Entries taken from a collection:
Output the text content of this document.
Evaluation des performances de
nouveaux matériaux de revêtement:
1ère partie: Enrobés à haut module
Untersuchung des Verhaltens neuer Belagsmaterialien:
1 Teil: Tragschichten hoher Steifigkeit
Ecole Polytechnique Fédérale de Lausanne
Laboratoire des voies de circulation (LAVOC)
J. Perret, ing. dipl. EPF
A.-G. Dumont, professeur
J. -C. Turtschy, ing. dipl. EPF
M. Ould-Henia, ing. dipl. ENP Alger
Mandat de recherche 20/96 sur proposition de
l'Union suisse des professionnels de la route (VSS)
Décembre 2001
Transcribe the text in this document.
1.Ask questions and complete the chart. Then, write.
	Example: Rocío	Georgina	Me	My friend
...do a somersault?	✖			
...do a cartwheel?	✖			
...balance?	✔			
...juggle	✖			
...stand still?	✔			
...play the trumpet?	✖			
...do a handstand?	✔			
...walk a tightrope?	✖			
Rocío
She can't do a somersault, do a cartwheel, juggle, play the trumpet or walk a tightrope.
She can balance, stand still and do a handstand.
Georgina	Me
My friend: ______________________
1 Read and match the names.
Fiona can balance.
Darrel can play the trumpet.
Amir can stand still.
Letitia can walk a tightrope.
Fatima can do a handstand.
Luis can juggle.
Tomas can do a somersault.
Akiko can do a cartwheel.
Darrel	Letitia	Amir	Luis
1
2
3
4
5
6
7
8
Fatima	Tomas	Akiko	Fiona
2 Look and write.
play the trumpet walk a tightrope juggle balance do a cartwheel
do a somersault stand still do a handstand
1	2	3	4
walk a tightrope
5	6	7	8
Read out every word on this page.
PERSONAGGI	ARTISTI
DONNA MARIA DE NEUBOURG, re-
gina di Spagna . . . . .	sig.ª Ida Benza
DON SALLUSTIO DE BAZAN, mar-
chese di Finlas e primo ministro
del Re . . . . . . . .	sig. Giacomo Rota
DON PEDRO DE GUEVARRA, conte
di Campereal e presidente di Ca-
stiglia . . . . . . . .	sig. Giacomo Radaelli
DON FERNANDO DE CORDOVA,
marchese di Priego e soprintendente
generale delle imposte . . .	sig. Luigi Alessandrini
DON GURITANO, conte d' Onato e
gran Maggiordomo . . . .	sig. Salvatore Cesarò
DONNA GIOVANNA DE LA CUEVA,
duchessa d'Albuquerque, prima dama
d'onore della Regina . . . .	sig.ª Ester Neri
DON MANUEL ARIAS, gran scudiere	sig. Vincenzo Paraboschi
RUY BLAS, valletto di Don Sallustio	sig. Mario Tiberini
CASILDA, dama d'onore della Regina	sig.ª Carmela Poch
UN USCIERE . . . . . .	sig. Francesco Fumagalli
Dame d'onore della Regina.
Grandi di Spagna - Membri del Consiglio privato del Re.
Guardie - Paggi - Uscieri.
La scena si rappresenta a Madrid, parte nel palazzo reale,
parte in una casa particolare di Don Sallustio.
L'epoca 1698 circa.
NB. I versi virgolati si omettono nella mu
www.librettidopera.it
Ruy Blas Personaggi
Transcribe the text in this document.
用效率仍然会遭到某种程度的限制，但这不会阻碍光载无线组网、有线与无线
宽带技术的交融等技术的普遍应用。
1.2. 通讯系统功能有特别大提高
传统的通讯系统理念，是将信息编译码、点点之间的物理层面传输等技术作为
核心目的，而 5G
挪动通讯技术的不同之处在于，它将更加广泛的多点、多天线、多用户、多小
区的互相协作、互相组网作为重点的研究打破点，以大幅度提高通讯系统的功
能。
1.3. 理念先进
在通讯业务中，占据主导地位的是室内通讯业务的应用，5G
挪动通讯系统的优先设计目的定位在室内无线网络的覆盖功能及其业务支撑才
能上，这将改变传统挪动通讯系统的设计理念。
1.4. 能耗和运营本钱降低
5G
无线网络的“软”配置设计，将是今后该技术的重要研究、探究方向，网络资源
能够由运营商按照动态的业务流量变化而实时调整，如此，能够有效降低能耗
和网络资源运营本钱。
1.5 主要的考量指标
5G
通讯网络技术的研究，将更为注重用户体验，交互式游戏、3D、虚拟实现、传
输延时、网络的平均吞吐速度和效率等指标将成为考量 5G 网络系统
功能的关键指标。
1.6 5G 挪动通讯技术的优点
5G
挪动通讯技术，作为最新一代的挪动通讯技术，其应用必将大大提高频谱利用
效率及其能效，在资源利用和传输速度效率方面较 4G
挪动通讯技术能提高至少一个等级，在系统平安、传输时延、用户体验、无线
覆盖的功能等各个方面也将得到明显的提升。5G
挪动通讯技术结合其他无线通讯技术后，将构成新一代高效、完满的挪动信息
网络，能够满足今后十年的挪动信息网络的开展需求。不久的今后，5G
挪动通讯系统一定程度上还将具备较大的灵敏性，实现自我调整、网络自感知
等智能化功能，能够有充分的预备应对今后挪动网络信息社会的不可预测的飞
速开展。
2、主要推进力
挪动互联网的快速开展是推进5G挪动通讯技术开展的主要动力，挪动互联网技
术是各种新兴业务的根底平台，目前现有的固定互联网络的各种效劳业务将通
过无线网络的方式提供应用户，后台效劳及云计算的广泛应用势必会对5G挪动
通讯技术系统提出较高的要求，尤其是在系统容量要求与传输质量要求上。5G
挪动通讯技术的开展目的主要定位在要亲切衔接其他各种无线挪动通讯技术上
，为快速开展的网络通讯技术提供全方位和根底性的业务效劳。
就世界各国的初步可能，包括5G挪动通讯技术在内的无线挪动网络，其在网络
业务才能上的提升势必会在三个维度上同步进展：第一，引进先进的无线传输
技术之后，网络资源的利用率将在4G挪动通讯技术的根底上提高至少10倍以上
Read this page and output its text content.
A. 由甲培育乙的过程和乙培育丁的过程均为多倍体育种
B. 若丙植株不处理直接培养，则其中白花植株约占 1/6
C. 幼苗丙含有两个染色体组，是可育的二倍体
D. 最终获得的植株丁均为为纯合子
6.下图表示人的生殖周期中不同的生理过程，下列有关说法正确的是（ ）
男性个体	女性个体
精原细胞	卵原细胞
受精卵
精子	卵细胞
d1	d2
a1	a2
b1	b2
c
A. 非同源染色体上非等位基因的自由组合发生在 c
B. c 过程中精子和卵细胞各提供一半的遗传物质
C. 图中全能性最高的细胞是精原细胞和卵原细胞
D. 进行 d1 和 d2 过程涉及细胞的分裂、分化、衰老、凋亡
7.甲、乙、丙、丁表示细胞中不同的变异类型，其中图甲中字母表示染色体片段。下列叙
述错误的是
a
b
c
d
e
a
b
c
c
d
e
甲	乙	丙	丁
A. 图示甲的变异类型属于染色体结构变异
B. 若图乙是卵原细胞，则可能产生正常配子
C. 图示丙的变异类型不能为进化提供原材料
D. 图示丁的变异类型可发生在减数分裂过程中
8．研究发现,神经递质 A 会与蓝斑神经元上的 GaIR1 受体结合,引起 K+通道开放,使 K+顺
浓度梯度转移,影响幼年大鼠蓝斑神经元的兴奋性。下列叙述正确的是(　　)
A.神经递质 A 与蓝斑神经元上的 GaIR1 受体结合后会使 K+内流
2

### [The problem]
Go through the listing and print each line exactly as it appears.

### [Exercise result]
Output the text content of this document.
Evaluation des performances de
nouveaux matériaux de revêtement:
1ère partie: Enrobés à haut module
Untersuchung des Verhaltens neuer Belagsmaterialien:
1 Teil: Tragschichten hoher Steifigkeit
Ecole Polytechnique Fédérale de Lausanne
Laboratoire des voies de circulation (LAVOC)
J. Perret, ing. dipl. EPF
A.-G. Dumont, professeur
J. -C. Turtschy, ing. dipl. EPF
M. Ould-Henia, ing. dipl. ENP Alger
Mandat de recherche 20/96 sur proposition de
l'Union suisse des professionnels de la route (VSS)
Décembre 2001
Transcribe the text in this document.
1.Ask questions and complete the chart. Then, write.
	Example: Rocío	Georgina	Me	My friend
...do a somersault?	✖			
...do a cartwheel?	✖			
...balance?	✔			
...juggle	✖			
...stand still?	✔			
...play the trumpet?	✖			
...do a handstand?	✔			
...walk a tightrope?	✖			
Rocío
She can't do a somersault, do a cartwheel, juggle, play the trumpet or walk a tightrope.
She can balance, stand still and do a handstand.
Georgina	Me
My friend: ______________________
1 Read and match the names.
Fiona can balance.
Darrel can play the trumpet.
Amir can stand still.
Letitia can walk a tightrope.
Fatima can do a handstand.
Luis can juggle.
Tomas can do a somersault.
Akiko can do a cartwheel.
Darrel	Letitia	Amir	Luis
1
2
3
4
5
6
7
8
Fatima	Tomas	Akiko	Fiona
2 Look and write.
play the trumpet walk a tightrope juggle balance do a cartwheel
do a somersault stand still do a handstand
1	2	3	4
walk a tightrope
5	6	7	8
Read out every word on this page.
PERSONAGGI	ARTISTI
DONNA MARIA DE NEUBOURG, re-
gina di Spagna . . . . .	sig.ª Ida Benza
DON SALLUSTIO DE BAZAN, mar-
chese di Finlas e primo ministro
del Re . . . . . . . .	sig. Giacomo Rota
DON PEDRO DE GUEVARRA, conte
di Campereal e presidente di Ca-
stiglia . . . . . . . .	sig. Giacomo Radaelli
DON FERNANDO DE CORDOVA,
marchese di Priego e soprintendente
generale delle imposte . . .	sig. Luigi Alessandrini
DON GURITANO, conte d' Onato e
gran Maggiordomo . . . .	sig. Salvatore Cesarò
DONNA GIOVANNA DE LA CUEVA,
duchessa d'Albuquerque, prima dama
d'onore della Regina . . . .	sig.ª Ester Neri
DON MANUEL ARIAS, gran scudiere	sig. Vincenzo Paraboschi
RUY BLAS, valletto di Don Sallustio	sig. Mario Tiberini
CASILDA, dama d'onore della Regina	sig.ª Carmela Poch
UN USCIERE . . . . . .	sig. Francesco Fumagalli
Dame d'onore della Regina.
Grandi di Spagna - Membri del Consiglio privato del Re.
Guardie - Paggi - Uscieri.
La scena si rappresenta a Madrid, parte nel palazzo reale,
parte in una casa particolare di Don Sallustio.
L'epoca 1698 circa.
NB. I versi virgolati si omettono nella mu
www.librettidopera.it
Ruy Blas Personaggi
Transcribe the text in this document.
用效率仍然会遭到某种程度的限制，但这不会阻碍光载无线组网、有线与无线
宽带技术的交融等技术的普遍应用。
1.2. 通讯系统功能有特别大提高
传统的通讯系统理念，是将信息编译码、点点之间的物理层面传输等技术作为
核心目的，而 5G
挪动通讯技术的不同之处在于，它将更加广泛的多点、多天线、多用户、多小
区的互相协作、互相组网作为重点的研究打破点，以大幅度提高通讯系统的功
能。
1.3. 理念先进
在通讯业务中，占据主导地位的是室内通讯业务的应用，5G
挪动通讯系统的优先设计目的定位在室内无线网络的覆盖功能及其业务支撑才
能上，这将改变传统挪动通讯系统的设计理念。
1.4. 能耗和运营本钱降低
5G
无线网络的“软”配置设计，将是今后该技术的重要研究、探究方向，网络资源
能够由运营商按照动态的业务流量变化而实时调整，如此，能够有效降低能耗
和网络资源运营本钱。
1.5 主要的考量指标
5G
通讯网络技术的研究，将更为注重用户体验，交互式游戏、3D、虚拟实现、传
输延时、网络的平均吞吐速度和效率等指标将成为考量 5G 网络系统
功能的关键指标。
1.6 5G 挪动通讯技术的优点
5G
挪动通讯技术，作为最新一代的挪动通讯技术，其应用必将大大提高频谱利用
效率及其能效，在资源利用和传输速度效率方面较 4G
挪动通讯技术能提高至少一个等级，在系统平安、传输时延、用户体验、无线
覆盖的功能等各个方面也将得到明显的提升。5G
挪动通讯技术结合其他无线通讯技术后，将构成新一代高效、完满的挪动信息
网络，能够满足今后十年的挪动信息网络的开展需求。不久的今后，5G
挪动通讯系统一定程度上还将具备较大的灵敏性，实现自我调整、网络自感知
等智能化功能，能够有充分的预备应对今后挪动网络信息社会的不可预测的飞
速开展。
2、主要推进力
挪动互联网的快速开展是推进5G挪动通讯技术开展的主要动力，挪动互联网技
术是各种新兴业务的根底平台，目前现有的固定互联网络的各种效劳业务将通
过无线网络的方式提供应用户，后台效劳及云计算的广泛应用势必会对5G挪动
通讯技术系统提出较高的要求，尤其是在系统容量要求与传输质量要求上。5G
挪动通讯技术的开展目的主要定位在要亲切衔接其他各种无线挪动通讯技术上
，为快速开展的网络通讯技术提供全方位和根底性的业务效劳。
就世界各国的初步可能，包括5G挪动通讯技术在内的无线挪动网络，其在网络
业务才能上的提升势必会在三个维度上同步进展：第一，引进先进的无线传输
技术之后，网络资源的利用率将在4G挪动通讯技术的根底上提高至少10倍以上
Read this page and output its text content.
A. 由甲培育乙的过程和乙培育丁的过程均为多倍体育种
B. 若丙植株不处理直接培养，则其中白花植株约占 1/6
C. 幼苗丙含有两个染色体组，是可育的二倍体
D. 最终获得的植株丁均为为纯合子
6.下图表示人的生殖周期中不同的生理过程，下列有关说法正确的是（ ）
男性个体	女性个体
精原细胞	卵原细胞
受精卵
精子	卵细胞
d1	d2
a1	a2
b1	b2
c
A. 非同源染色体上非等位基因的自由组合发生在 c
B. c 过程中精子和卵细胞各提供一半的遗传物质
C. 图中全能性最高的细胞是精原细胞和卵原细胞
D. 进行 d1 和 d2 过程涉及细胞的分裂、分化、衰老、凋亡
7.甲、乙、丙、丁表示细胞中不同的变异类型，其中图甲中字母表示染色体片段。下列叙
述错误的是
a
b
c
d
e
a
b
c
c
d
e
甲	乙	丙	丁
A. 图示甲的变异类型属于染色体结构变异
B. 若图乙是卵原细胞，则可能产生正常配子
C. 图示丙的变异类型不能为进化提供原材料
D. 图示丁的变异类型可发生在减数分裂过程中
8．研究发现,神经递质 A 会与蓝斑神经元上的 GaIR1 受体结合,引起 K+通道开放,使 K+顺
浓度梯度转移,影响幼年大鼠蓝斑神经元的兴奋性。下列叙述正确的是(　　)
A.神经递质 A 与蓝斑神经元上的 GaIR1 受体结合后会使 K+内流
2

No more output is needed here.